** MATERIAL FOR THIS EXERCISE **
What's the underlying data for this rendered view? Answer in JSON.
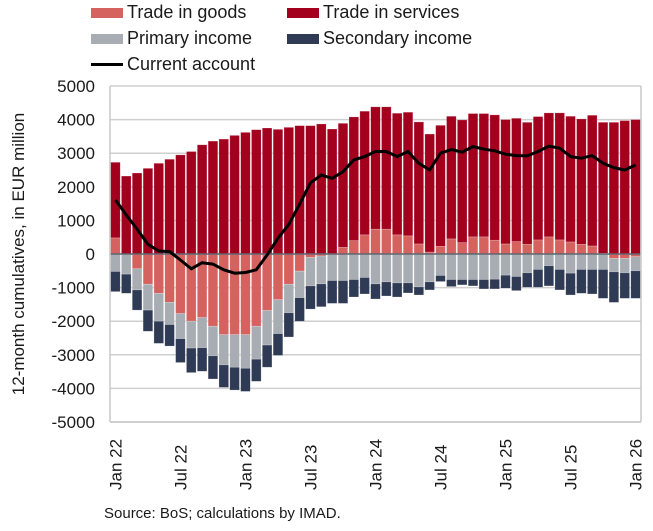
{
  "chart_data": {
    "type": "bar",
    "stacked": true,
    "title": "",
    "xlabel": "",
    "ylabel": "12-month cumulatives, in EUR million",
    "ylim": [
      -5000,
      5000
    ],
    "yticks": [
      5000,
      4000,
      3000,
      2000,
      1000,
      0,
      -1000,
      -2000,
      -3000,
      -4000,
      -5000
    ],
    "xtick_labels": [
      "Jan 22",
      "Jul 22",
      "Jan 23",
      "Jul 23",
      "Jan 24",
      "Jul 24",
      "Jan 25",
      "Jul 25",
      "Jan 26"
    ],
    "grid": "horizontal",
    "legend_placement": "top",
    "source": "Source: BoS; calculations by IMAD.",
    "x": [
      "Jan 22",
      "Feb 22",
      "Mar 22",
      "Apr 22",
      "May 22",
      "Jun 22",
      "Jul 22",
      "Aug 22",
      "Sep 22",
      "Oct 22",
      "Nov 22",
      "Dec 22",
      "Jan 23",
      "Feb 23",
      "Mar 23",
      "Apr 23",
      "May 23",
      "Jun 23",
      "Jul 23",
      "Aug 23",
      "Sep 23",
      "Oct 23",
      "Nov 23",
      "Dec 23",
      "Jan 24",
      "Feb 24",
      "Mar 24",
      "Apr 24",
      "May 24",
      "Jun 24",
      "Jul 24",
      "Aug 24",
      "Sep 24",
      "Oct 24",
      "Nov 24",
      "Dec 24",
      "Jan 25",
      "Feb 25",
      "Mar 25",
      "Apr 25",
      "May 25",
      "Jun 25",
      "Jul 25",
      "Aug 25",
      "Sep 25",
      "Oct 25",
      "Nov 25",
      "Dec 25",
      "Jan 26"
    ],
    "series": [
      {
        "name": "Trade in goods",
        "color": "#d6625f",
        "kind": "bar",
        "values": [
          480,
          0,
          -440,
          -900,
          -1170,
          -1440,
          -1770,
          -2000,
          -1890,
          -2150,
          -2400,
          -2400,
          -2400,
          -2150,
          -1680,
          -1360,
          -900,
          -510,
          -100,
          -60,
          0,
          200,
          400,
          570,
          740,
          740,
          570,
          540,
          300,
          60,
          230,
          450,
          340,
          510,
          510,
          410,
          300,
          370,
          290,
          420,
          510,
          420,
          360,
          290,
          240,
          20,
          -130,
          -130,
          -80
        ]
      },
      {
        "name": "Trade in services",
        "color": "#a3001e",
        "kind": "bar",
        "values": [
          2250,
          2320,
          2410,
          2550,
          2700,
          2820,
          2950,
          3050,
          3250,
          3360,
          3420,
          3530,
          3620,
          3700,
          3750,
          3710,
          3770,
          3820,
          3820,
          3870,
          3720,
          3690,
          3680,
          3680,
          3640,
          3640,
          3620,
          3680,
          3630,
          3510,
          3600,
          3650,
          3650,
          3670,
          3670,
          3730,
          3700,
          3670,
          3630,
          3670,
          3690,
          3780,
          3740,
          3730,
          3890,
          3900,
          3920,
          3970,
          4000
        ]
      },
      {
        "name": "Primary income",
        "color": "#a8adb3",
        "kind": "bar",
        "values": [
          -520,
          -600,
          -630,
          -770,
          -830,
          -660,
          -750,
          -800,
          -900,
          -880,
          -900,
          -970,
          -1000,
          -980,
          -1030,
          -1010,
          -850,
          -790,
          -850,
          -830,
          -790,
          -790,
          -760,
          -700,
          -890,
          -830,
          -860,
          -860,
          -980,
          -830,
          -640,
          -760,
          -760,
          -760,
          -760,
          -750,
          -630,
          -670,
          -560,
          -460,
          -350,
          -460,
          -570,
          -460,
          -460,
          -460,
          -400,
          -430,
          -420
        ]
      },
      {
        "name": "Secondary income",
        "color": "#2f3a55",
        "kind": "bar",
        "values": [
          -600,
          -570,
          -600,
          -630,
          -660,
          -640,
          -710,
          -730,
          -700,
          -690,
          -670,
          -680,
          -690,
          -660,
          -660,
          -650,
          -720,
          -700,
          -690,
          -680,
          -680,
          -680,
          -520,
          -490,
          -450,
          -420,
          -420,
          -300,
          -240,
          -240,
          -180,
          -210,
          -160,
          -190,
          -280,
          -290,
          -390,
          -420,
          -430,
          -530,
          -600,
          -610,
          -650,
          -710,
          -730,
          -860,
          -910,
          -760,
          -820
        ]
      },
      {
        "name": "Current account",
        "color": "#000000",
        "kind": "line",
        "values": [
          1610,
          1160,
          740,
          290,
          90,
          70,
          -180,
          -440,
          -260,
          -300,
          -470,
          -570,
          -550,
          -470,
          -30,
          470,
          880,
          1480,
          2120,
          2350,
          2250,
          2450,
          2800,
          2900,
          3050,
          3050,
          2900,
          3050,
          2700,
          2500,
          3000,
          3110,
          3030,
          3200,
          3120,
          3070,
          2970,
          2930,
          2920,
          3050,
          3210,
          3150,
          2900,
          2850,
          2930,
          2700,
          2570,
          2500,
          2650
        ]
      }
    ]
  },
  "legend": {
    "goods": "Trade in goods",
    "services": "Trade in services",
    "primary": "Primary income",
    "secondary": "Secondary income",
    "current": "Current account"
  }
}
* * *
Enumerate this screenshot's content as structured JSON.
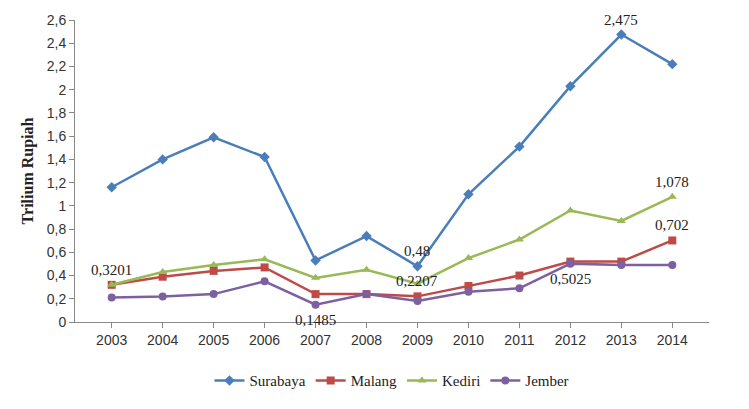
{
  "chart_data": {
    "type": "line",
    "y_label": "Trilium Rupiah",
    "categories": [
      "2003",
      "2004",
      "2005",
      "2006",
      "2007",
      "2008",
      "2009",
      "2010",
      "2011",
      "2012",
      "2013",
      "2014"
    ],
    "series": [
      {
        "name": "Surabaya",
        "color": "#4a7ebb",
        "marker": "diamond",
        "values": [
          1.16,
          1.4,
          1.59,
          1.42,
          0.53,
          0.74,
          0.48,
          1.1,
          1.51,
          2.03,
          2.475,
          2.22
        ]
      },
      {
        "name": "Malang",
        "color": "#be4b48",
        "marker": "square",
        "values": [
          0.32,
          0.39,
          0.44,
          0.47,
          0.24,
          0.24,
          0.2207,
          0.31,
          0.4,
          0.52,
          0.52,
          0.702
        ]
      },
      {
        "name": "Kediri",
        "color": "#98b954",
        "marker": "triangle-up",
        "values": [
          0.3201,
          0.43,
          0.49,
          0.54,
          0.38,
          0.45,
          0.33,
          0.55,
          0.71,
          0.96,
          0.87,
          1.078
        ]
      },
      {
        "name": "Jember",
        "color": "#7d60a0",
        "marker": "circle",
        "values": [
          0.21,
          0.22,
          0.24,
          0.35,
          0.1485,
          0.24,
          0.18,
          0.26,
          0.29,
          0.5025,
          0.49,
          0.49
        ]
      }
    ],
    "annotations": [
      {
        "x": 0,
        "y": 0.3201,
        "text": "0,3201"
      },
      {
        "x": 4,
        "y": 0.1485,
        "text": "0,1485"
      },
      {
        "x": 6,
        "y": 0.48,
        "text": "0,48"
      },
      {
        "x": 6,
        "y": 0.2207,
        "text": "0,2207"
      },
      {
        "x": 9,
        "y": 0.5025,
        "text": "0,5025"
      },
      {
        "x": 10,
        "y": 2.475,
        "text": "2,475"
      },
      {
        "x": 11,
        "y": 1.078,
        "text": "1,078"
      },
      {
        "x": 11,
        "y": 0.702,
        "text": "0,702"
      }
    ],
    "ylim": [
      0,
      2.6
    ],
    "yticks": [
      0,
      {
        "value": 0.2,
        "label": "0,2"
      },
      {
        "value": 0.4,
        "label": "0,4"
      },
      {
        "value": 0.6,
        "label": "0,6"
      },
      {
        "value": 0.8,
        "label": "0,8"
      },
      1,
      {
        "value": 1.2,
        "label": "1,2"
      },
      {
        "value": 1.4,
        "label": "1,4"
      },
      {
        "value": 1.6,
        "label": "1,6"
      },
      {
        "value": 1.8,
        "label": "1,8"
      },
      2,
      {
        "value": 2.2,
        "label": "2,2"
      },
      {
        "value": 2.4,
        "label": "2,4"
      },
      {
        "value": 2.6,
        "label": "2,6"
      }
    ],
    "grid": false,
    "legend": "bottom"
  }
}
==
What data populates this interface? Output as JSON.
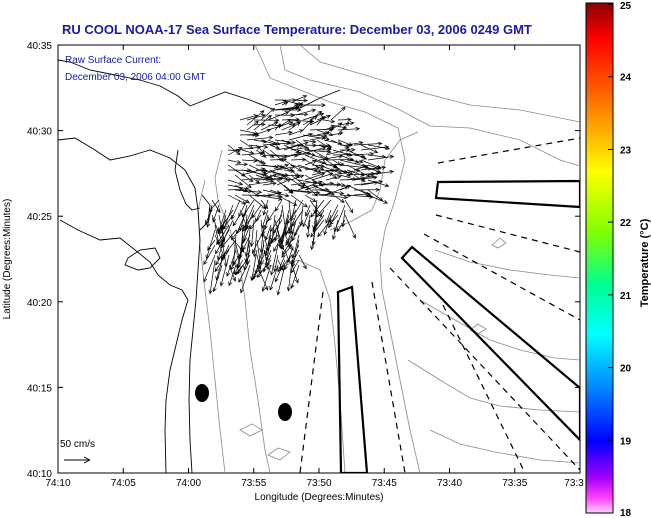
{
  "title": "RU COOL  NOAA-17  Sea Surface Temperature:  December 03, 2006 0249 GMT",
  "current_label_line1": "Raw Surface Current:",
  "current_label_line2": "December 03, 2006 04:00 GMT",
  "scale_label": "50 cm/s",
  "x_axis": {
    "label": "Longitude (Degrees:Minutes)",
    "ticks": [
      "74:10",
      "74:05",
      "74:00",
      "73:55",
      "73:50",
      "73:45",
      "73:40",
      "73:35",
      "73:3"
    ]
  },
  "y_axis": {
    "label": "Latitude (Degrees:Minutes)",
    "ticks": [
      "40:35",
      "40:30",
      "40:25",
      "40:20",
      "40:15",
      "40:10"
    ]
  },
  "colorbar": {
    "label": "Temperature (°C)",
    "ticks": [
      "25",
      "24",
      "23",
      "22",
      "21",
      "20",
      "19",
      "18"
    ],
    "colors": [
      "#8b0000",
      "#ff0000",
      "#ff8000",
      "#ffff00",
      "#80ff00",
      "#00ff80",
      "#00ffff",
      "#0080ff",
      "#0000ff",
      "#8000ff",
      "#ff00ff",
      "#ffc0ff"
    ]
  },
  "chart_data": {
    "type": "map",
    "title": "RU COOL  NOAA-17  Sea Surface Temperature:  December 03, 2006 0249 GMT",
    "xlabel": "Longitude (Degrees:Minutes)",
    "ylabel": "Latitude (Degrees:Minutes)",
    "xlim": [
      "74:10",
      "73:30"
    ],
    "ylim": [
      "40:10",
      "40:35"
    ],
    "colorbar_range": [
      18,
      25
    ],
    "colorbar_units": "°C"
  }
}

** TASK TO COMPLETE **
Report how many lines in the listing include the word "Primary". Give nothing but the count.

** RESPONSE **
2